(Problem) Below are the records; pull every line that includes "coloration".

(Exercise input)
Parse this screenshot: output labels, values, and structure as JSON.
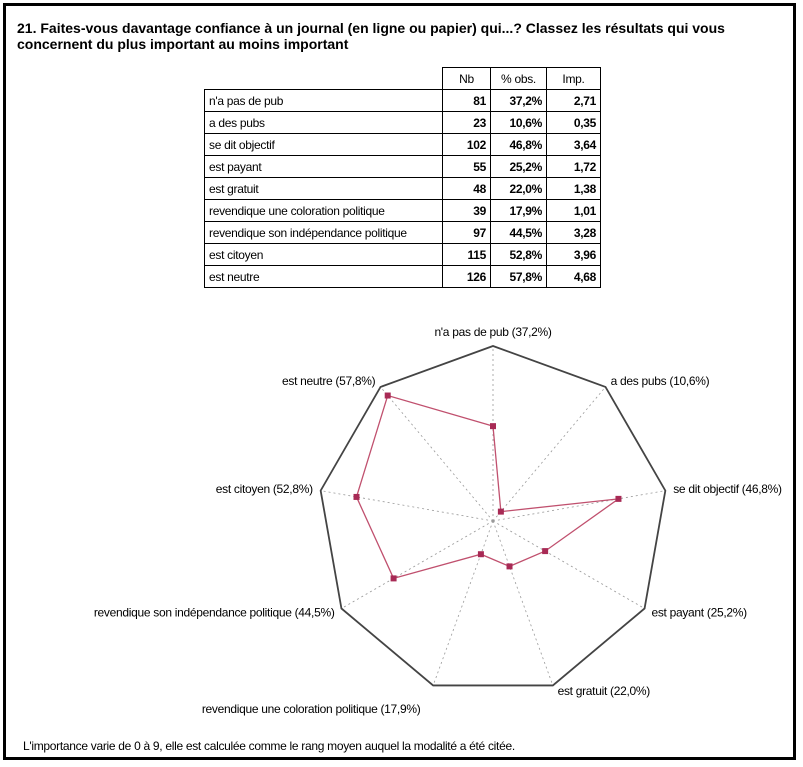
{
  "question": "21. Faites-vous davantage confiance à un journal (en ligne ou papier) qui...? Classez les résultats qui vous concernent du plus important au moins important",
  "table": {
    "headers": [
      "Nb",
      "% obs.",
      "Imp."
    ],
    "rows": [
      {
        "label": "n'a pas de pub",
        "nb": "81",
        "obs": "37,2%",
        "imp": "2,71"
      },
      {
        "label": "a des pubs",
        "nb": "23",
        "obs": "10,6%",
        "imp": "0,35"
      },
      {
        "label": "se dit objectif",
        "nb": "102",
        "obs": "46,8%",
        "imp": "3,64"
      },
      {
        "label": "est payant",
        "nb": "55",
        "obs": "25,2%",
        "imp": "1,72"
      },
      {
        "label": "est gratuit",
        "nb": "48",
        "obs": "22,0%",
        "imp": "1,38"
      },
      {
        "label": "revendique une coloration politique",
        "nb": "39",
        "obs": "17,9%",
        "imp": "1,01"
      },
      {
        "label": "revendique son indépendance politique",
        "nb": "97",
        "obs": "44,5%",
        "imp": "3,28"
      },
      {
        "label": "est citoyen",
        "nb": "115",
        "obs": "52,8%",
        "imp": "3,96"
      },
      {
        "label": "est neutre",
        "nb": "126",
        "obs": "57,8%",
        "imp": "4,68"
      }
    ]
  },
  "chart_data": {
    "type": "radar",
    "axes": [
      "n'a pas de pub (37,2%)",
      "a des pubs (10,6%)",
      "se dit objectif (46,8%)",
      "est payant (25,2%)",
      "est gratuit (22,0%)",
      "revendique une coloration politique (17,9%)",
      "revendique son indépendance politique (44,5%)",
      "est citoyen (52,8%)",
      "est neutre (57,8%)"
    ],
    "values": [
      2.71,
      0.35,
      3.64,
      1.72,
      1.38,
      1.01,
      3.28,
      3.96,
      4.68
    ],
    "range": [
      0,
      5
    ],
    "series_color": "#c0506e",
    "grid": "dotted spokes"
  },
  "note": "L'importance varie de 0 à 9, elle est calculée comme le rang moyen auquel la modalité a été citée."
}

(Task response)
        "label": "revendique une coloration politique",
      "revendique une coloration politique (17,9%)",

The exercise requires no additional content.